Stated goal
Send back all the data below, exactly as given.

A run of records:
○ ○ ○ ○ ○

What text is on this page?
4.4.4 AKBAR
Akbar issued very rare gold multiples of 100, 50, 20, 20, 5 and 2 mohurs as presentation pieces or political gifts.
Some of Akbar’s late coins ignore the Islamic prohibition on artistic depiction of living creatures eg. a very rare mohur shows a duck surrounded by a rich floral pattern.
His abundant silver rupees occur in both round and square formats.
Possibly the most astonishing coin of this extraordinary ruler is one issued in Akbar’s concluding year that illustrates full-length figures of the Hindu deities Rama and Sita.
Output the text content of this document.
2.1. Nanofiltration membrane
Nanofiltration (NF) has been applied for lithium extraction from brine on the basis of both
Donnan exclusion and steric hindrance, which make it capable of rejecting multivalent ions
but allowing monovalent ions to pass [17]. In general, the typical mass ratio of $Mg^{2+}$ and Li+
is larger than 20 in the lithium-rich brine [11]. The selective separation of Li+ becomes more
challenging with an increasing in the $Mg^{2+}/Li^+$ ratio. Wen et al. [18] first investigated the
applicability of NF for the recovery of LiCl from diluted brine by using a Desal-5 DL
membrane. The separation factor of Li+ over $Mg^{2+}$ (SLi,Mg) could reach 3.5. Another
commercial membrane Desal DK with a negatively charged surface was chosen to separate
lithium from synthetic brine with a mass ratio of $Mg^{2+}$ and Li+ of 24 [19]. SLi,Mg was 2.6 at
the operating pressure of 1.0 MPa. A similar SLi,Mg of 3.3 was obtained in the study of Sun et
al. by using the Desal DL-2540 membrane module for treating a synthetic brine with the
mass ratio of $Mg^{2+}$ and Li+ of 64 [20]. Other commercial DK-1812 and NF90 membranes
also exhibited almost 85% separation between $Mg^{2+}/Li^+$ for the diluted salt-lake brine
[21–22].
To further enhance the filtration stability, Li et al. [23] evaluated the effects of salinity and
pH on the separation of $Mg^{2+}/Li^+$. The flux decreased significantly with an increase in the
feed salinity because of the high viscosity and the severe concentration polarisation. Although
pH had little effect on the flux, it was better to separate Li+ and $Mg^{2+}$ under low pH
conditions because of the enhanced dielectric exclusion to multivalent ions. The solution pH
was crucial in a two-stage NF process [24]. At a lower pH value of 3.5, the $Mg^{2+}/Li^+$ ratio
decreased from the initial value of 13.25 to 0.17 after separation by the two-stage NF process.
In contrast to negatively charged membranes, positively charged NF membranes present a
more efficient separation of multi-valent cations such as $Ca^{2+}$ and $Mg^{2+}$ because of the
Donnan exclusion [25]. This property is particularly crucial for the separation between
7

○ ○ ○ ○ ○

The answer
What text is on this page?
4.4.4 AKBAR
Akbar issued very rare gold multiples of 100, 50, 20, 20, 5 and 2 mohurs as presentation pieces or political gifts.
Some of Akbar’s late coins ignore the Islamic prohibition on artistic depiction of living creatures eg. a very rare mohur shows a duck surrounded by a rich floral pattern.
His abundant silver rupees occur in both round and square formats.
Possibly the most astonishing coin of this extraordinary ruler is one issued in Akbar’s concluding year that illustrates full-length figures of the Hindu deities Rama and Sita.
Output the text content of this document.
2.1. Nanofiltration membrane
Nanofiltration (NF) has been applied for lithium extraction from brine on the basis of both
Donnan exclusion and steric hindrance, which make it capable of rejecting multivalent ions
but allowing monovalent ions to pass [17]. In general, the typical mass ratio of $Mg^{2+}$ and Li+
is larger than 20 in the lithium-rich brine [11]. The selective separation of Li+ becomes more
challenging with an increasing in the $Mg^{2+}/Li^+$ ratio. Wen et al. [18] first investigated the
applicability of NF for the recovery of LiCl from diluted brine by using a Desal-5 DL
membrane. The separation factor of Li+ over $Mg^{2+}$ (SLi,Mg) could reach 3.5. Another
commercial membrane Desal DK with a negatively charged surface was chosen to separate
lithium from synthetic brine with a mass ratio of $Mg^{2+}$ and Li+ of 24 [19]. SLi,Mg was 2.6 at
the operating pressure of 1.0 MPa. A similar SLi,Mg of 3.3 was obtained in the study of Sun et
al. by using the Desal DL-2540 membrane module for treating a synthetic brine with the
mass ratio of $Mg^{2+}$ and Li+ of 64 [20]. Other commercial DK-1812 and NF90 membranes
also exhibited almost 85% separation between $Mg^{2+}/Li^+$ for the diluted salt-lake brine
[21–22].
To further enhance the filtration stability, Li et al. [23] evaluated the effects of salinity and
pH on the separation of $Mg^{2+}/Li^+$. The flux decreased significantly with an increase in the
feed salinity because of the high viscosity and the severe concentration polarisation. Although
pH had little effect on the flux, it was better to separate Li+ and $Mg^{2+}$ under low pH
conditions because of the enhanced dielectric exclusion to multivalent ions. The solution pH
was crucial in a two-stage NF process [24]. At a lower pH value of 3.5, the $Mg^{2+}/Li^+$ ratio
decreased from the initial value of 13.25 to 0.17 after separation by the two-stage NF process.
In contrast to negatively charged membranes, positively charged NF membranes present a
more efficient separation of multi-valent cations such as $Ca^{2+}$ and $Mg^{2+}$ because of the
Donnan exclusion [25]. This property is particularly crucial for the separation between
7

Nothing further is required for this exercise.